» **YOUR TASK**
Retype the full set of records. Keep every character identical.

--- BEGIN DATA FOR THIS TASK ---

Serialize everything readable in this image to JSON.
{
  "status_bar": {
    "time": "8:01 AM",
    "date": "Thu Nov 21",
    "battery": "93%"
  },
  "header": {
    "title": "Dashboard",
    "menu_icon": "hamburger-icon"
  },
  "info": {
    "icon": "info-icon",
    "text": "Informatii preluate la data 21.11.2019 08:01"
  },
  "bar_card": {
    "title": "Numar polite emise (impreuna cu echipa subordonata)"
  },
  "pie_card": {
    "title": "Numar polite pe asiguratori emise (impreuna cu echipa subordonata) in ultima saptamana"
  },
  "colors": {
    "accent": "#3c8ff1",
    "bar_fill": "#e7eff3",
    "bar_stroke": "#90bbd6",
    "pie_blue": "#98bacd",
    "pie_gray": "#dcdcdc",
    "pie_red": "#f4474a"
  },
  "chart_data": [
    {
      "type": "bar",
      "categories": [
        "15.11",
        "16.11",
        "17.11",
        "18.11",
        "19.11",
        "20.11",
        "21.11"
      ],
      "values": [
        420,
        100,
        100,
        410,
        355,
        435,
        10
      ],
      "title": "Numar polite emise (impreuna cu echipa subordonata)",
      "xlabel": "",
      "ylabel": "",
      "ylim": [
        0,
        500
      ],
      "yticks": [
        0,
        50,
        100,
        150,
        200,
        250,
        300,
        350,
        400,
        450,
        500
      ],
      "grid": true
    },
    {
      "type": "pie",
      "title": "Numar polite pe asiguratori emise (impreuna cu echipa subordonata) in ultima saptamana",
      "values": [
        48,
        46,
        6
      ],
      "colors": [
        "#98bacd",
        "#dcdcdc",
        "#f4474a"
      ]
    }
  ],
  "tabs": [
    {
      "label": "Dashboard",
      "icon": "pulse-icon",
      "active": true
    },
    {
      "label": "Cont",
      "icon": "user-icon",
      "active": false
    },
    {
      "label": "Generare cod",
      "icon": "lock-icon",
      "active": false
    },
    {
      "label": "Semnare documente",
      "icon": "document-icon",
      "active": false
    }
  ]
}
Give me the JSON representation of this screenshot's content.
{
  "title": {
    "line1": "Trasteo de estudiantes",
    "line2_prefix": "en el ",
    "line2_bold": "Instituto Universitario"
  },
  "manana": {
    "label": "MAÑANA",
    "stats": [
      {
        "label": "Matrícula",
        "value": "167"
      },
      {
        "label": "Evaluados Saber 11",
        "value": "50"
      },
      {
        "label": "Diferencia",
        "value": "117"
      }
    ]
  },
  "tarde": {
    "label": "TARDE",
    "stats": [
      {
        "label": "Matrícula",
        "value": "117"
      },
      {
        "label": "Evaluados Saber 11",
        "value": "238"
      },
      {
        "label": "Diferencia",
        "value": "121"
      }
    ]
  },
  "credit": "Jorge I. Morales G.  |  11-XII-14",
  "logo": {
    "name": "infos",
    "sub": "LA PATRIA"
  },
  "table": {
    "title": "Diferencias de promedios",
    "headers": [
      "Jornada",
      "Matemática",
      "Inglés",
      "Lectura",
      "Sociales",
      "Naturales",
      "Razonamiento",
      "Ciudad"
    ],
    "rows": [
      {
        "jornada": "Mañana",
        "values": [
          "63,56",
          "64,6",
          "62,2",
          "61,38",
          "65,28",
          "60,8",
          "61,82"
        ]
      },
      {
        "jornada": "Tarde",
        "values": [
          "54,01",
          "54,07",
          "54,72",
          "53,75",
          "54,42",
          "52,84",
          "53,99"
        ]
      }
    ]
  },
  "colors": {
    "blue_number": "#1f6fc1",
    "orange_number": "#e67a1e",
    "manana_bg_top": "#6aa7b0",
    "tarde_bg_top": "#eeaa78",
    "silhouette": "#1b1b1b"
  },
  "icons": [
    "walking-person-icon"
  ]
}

--- END DATA FOR THIS TASK ---

» **EXERCISE RESULT**
Serialize everything readable in this image to JSON.
{
  "status_bar": {
    "time": "8:01 AM",
    "date": "Thu Nov 21",
    "battery": "93%"
  },
  "header": {
    "title": "Dashboard",
    "menu_icon": "hamburger-icon"
  },
  "info": {
    "icon": "info-icon",
    "text": "Informatii preluate la data 21.11.2019 08:01"
  },
  "bar_card": {
    "title": "Numar polite emise (impreuna cu echipa subordonata)"
  },
  "pie_card": {
    "title": "Numar polite pe asiguratori emise (impreuna cu echipa subordonata) in ultima saptamana"
  },
  "colors": {
    "accent": "#3c8ff1",
    "bar_fill": "#e7eff3",
    "bar_stroke": "#90bbd6",
    "pie_blue": "#98bacd",
    "pie_gray": "#dcdcdc",
    "pie_red": "#f4474a"
  },
  "chart_data": [
    {
      "type": "bar",
      "categories": [
        "15.11",
        "16.11",
        "17.11",
        "18.11",
        "19.11",
        "20.11",
        "21.11"
      ],
      "values": [
        420,
        100,
        100,
        410,
        355,
        435,
        10
      ],
      "title": "Numar polite emise (impreuna cu echipa subordonata)",
      "xlabel": "",
      "ylabel": "",
      "ylim": [
        0,
        500
      ],
      "yticks": [
        0,
        50,
        100,
        150,
        200,
        250,
        300,
        350,
        400,
        450,
        500
      ],
      "grid": true
    },
    {
      "type": "pie",
      "title": "Numar polite pe asiguratori emise (impreuna cu echipa subordonata) in ultima saptamana",
      "values": [
        48,
        46,
        6
      ],
      "colors": [
        "#98bacd",
        "#dcdcdc",
        "#f4474a"
      ]
    }
  ],
  "tabs": [
    {
      "label": "Dashboard",
      "icon": "pulse-icon",
      "active": true
    },
    {
      "label": "Cont",
      "icon": "user-icon",
      "active": false
    },
    {
      "label": "Generare cod",
      "icon": "lock-icon",
      "active": false
    },
    {
      "label": "Semnare documente",
      "icon": "document-icon",
      "active": false
    }
  ]
}
Give me the JSON representation of this screenshot's content.
{
  "title": {
    "line1": "Trasteo de estudiantes",
    "line2_prefix": "en el ",
    "line2_bold": "Instituto Universitario"
  },
  "manana": {
    "label": "MAÑANA",
    "stats": [
      {
        "label": "Matrícula",
        "value": "167"
      },
      {
        "label": "Evaluados Saber 11",
        "value": "50"
      },
      {
        "label": "Diferencia",
        "value": "117"
      }
    ]
  },
  "tarde": {
    "label": "TARDE",
    "stats": [
      {
        "label": "Matrícula",
        "value": "117"
      },
      {
        "label": "Evaluados Saber 11",
        "value": "238"
      },
      {
        "label": "Diferencia",
        "value": "121"
      }
    ]
  },
  "credit": "Jorge I. Morales G.  |  11-XII-14",
  "logo": {
    "name": "infos",
    "sub": "LA PATRIA"
  },
  "table": {
    "title": "Diferencias de promedios",
    "headers": [
      "Jornada",
      "Matemática",
      "Inglés",
      "Lectura",
      "Sociales",
      "Naturales",
      "Razonamiento",
      "Ciudad"
    ],
    "rows": [
      {
        "jornada": "Mañana",
        "values": [
          "63,56",
          "64,6",
          "62,2",
          "61,38",
          "65,28",
          "60,8",
          "61,82"
        ]
      },
      {
        "jornada": "Tarde",
        "values": [
          "54,01",
          "54,07",
          "54,72",
          "53,75",
          "54,42",
          "52,84",
          "53,99"
        ]
      }
    ]
  },
  "colors": {
    "blue_number": "#1f6fc1",
    "orange_number": "#e67a1e",
    "manana_bg_top": "#6aa7b0",
    "tarde_bg_top": "#eeaa78",
    "silhouette": "#1b1b1b"
  },
  "icons": [
    "walking-person-icon"
  ]
}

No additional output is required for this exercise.